Copy whichever lines contain the string "JSON".

[start of AVAILABLE RECORDS]

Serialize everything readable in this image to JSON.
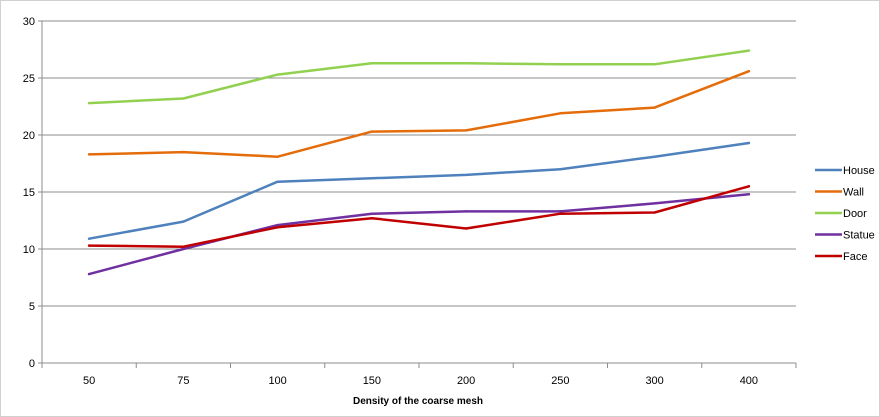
{
  "chart_data": {
    "type": "line",
    "title": "",
    "xlabel": "Density of the coarse mesh",
    "ylabel": "",
    "categories": [
      "50",
      "75",
      "100",
      "150",
      "200",
      "250",
      "300",
      "400"
    ],
    "ylim": [
      0,
      30
    ],
    "yticks": [
      0,
      5,
      10,
      15,
      20,
      25,
      30
    ],
    "grid": true,
    "legend_position": "right",
    "series": [
      {
        "name": "House",
        "color": "#4F81BD",
        "values": [
          10.9,
          12.4,
          15.9,
          16.2,
          16.5,
          17.0,
          18.1,
          19.3
        ]
      },
      {
        "name": "Wall",
        "color": "#E46C0A",
        "values": [
          18.3,
          18.5,
          18.1,
          20.3,
          20.4,
          21.9,
          22.4,
          25.6
        ]
      },
      {
        "name": "Door",
        "color": "#92D050",
        "values": [
          22.8,
          23.2,
          25.3,
          26.3,
          26.3,
          26.2,
          26.2,
          27.4
        ]
      },
      {
        "name": "Statue",
        "color": "#7030A0",
        "values": [
          7.8,
          10.0,
          12.1,
          13.1,
          13.3,
          13.3,
          14.0,
          14.8
        ]
      },
      {
        "name": "Face",
        "color": "#C00000",
        "values": [
          10.3,
          10.2,
          11.9,
          12.7,
          11.8,
          13.1,
          13.2,
          15.5
        ]
      }
    ]
  }
}
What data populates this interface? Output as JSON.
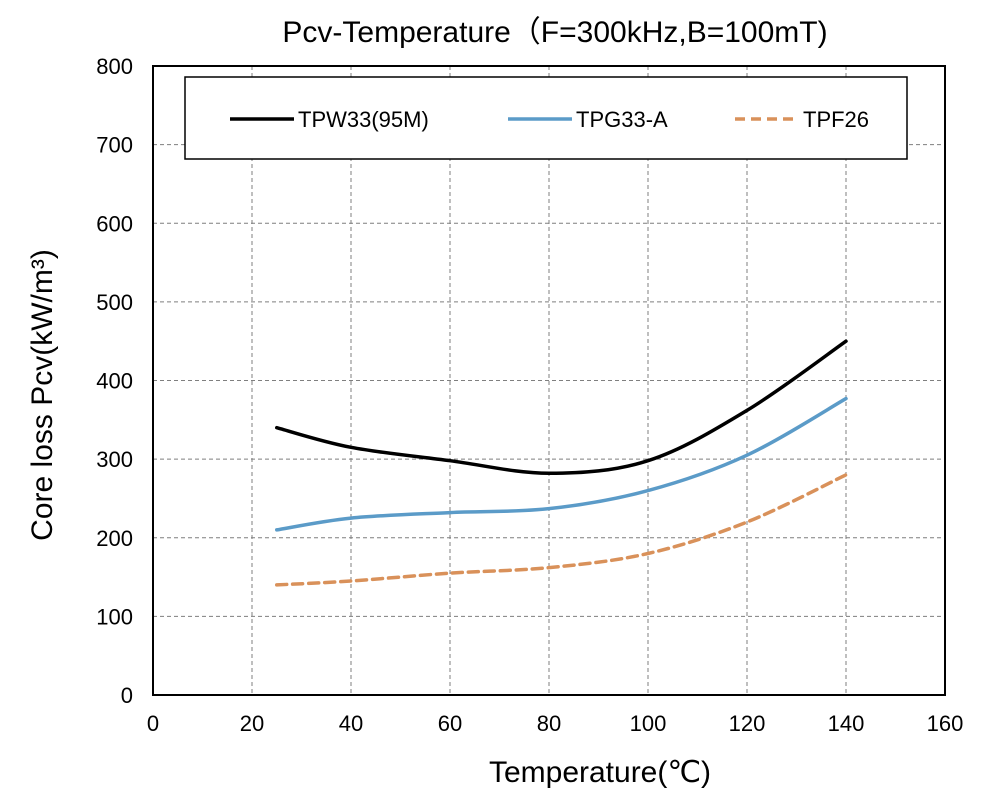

[end of AVAILABLE RECORDS]

◆ **TASK OUTPUT**
Serialize everything readable in this image to JSON.
What data populates this interface? Output as JSON.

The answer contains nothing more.